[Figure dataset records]
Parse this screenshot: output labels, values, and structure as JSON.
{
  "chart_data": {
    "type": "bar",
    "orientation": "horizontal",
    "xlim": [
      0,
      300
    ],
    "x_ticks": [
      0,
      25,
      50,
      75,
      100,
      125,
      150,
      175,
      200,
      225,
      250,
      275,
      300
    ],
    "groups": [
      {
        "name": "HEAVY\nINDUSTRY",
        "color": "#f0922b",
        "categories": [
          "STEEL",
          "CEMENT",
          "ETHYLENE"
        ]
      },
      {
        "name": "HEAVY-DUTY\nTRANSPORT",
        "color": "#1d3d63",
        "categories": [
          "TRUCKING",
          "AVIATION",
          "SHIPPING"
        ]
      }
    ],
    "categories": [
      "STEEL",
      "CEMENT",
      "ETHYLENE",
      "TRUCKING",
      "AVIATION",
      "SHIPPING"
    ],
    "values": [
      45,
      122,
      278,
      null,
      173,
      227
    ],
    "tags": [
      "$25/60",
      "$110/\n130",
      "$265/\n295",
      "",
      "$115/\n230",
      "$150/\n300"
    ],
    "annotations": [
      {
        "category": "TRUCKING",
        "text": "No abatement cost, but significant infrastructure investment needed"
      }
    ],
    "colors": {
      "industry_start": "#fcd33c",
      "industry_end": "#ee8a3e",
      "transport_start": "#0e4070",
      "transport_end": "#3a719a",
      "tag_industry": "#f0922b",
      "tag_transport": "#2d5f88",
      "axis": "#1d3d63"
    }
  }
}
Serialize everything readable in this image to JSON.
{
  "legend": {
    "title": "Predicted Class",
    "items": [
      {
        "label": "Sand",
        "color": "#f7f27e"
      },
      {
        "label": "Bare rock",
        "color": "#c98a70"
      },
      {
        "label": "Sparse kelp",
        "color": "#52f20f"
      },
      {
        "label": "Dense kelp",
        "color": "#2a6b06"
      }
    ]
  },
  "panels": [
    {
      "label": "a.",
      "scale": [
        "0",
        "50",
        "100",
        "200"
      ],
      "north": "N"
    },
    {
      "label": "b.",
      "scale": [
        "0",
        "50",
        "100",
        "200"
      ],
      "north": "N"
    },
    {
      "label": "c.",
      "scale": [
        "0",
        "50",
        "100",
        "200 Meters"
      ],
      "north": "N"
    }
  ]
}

> _AIM OF THE TASK_
Restate the records, all of them, precisely as written.

> _COMPLETE RESPONSE_
Parse this screenshot: output labels, values, and structure as JSON.
{
  "chart_data": {
    "type": "bar",
    "orientation": "horizontal",
    "xlim": [
      0,
      300
    ],
    "x_ticks": [
      0,
      25,
      50,
      75,
      100,
      125,
      150,
      175,
      200,
      225,
      250,
      275,
      300
    ],
    "groups": [
      {
        "name": "HEAVY\nINDUSTRY",
        "color": "#f0922b",
        "categories": [
          "STEEL",
          "CEMENT",
          "ETHYLENE"
        ]
      },
      {
        "name": "HEAVY-DUTY\nTRANSPORT",
        "color": "#1d3d63",
        "categories": [
          "TRUCKING",
          "AVIATION",
          "SHIPPING"
        ]
      }
    ],
    "categories": [
      "STEEL",
      "CEMENT",
      "ETHYLENE",
      "TRUCKING",
      "AVIATION",
      "SHIPPING"
    ],
    "values": [
      45,
      122,
      278,
      null,
      173,
      227
    ],
    "tags": [
      "$25/60",
      "$110/\n130",
      "$265/\n295",
      "",
      "$115/\n230",
      "$150/\n300"
    ],
    "annotations": [
      {
        "category": "TRUCKING",
        "text": "No abatement cost, but significant infrastructure investment needed"
      }
    ],
    "colors": {
      "industry_start": "#fcd33c",
      "industry_end": "#ee8a3e",
      "transport_start": "#0e4070",
      "transport_end": "#3a719a",
      "tag_industry": "#f0922b",
      "tag_transport": "#2d5f88",
      "axis": "#1d3d63"
    }
  }
}
Serialize everything readable in this image to JSON.
{
  "legend": {
    "title": "Predicted Class",
    "items": [
      {
        "label": "Sand",
        "color": "#f7f27e"
      },
      {
        "label": "Bare rock",
        "color": "#c98a70"
      },
      {
        "label": "Sparse kelp",
        "color": "#52f20f"
      },
      {
        "label": "Dense kelp",
        "color": "#2a6b06"
      }
    ]
  },
  "panels": [
    {
      "label": "a.",
      "scale": [
        "0",
        "50",
        "100",
        "200"
      ],
      "north": "N"
    },
    {
      "label": "b.",
      "scale": [
        "0",
        "50",
        "100",
        "200"
      ],
      "north": "N"
    },
    {
      "label": "c.",
      "scale": [
        "0",
        "50",
        "100",
        "200 Meters"
      ],
      "north": "N"
    }
  ]
}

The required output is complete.